Below are some records; work out how many of their lines contain "సనసభ" and give the number only.

%%

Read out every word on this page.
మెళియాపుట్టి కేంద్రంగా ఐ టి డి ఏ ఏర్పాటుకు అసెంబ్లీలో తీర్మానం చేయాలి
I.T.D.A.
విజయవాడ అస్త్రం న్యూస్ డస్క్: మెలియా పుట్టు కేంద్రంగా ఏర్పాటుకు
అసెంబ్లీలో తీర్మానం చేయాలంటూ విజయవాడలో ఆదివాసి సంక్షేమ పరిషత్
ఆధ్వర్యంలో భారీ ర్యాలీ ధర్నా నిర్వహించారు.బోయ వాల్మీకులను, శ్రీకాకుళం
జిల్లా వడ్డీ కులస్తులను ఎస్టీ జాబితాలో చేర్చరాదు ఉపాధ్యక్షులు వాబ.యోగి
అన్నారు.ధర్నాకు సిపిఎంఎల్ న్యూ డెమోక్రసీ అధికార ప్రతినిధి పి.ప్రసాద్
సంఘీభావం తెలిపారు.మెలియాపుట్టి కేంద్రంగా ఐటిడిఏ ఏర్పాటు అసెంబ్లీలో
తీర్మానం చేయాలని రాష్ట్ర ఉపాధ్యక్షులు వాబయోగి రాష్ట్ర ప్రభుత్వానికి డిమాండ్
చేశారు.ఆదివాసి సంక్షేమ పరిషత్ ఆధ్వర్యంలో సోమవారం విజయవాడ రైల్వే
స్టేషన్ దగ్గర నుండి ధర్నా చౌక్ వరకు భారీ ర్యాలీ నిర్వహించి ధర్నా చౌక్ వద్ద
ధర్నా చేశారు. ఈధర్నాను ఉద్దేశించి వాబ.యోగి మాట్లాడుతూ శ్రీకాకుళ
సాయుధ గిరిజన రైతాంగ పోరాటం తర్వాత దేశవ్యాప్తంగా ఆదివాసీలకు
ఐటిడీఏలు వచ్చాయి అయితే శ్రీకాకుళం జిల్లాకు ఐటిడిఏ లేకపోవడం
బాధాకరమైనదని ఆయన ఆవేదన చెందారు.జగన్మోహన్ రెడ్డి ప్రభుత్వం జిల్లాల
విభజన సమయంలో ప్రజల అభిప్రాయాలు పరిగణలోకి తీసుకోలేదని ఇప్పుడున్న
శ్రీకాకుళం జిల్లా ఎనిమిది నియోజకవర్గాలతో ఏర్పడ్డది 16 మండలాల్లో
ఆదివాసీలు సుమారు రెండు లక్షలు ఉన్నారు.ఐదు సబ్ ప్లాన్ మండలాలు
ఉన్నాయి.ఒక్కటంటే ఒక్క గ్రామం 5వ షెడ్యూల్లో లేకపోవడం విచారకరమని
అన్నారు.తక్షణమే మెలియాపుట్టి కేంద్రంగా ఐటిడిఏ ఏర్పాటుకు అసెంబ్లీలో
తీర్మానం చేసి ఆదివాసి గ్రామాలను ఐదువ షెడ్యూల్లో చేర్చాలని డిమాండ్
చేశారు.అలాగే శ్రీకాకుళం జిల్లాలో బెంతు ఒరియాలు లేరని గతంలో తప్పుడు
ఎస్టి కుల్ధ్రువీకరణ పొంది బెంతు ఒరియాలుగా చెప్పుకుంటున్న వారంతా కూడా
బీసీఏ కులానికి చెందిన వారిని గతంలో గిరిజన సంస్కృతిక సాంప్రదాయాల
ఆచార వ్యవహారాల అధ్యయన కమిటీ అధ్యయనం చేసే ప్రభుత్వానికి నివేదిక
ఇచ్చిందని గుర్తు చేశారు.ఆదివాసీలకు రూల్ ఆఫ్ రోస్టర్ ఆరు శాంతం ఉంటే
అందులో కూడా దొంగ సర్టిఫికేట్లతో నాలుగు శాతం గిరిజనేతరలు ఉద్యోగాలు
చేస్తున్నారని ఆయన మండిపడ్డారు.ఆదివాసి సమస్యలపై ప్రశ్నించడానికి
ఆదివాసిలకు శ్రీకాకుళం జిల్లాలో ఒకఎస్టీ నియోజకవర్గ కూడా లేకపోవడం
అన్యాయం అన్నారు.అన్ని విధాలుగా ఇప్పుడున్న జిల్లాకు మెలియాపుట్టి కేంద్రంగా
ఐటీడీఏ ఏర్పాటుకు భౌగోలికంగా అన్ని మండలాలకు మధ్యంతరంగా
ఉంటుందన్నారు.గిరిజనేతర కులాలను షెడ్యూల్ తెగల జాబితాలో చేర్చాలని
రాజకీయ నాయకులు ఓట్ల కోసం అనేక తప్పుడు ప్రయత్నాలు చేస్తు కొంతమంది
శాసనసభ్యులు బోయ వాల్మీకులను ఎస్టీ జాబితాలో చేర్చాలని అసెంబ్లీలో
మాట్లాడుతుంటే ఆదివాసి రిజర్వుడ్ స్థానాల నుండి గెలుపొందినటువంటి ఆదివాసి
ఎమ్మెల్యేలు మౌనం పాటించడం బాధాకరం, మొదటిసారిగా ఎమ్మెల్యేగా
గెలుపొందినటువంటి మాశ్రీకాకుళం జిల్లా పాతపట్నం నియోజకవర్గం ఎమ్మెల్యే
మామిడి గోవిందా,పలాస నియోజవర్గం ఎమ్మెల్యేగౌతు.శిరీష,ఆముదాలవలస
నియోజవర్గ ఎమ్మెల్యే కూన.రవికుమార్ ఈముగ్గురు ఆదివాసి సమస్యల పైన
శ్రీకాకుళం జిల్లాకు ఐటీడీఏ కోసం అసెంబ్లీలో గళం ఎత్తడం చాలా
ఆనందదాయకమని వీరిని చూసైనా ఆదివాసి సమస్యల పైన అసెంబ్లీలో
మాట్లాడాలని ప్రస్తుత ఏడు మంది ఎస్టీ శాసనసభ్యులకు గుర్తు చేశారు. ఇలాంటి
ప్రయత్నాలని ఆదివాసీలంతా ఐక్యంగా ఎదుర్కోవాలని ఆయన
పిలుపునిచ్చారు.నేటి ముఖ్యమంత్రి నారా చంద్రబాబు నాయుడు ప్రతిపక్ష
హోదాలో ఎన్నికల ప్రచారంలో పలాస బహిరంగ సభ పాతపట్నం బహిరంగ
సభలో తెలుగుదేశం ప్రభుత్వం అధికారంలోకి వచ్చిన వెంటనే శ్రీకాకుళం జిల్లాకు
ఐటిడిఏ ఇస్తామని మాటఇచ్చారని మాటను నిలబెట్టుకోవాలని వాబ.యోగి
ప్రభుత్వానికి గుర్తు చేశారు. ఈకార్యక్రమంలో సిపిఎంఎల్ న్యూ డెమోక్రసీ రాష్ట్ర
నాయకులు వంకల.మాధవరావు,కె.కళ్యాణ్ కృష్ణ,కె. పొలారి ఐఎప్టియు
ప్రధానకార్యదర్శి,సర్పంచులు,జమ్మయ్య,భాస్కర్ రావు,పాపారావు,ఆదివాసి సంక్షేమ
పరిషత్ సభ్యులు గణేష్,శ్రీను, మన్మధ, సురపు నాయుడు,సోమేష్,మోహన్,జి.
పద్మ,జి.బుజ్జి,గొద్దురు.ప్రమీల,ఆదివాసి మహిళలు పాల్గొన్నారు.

%%

• RESPONSE: 2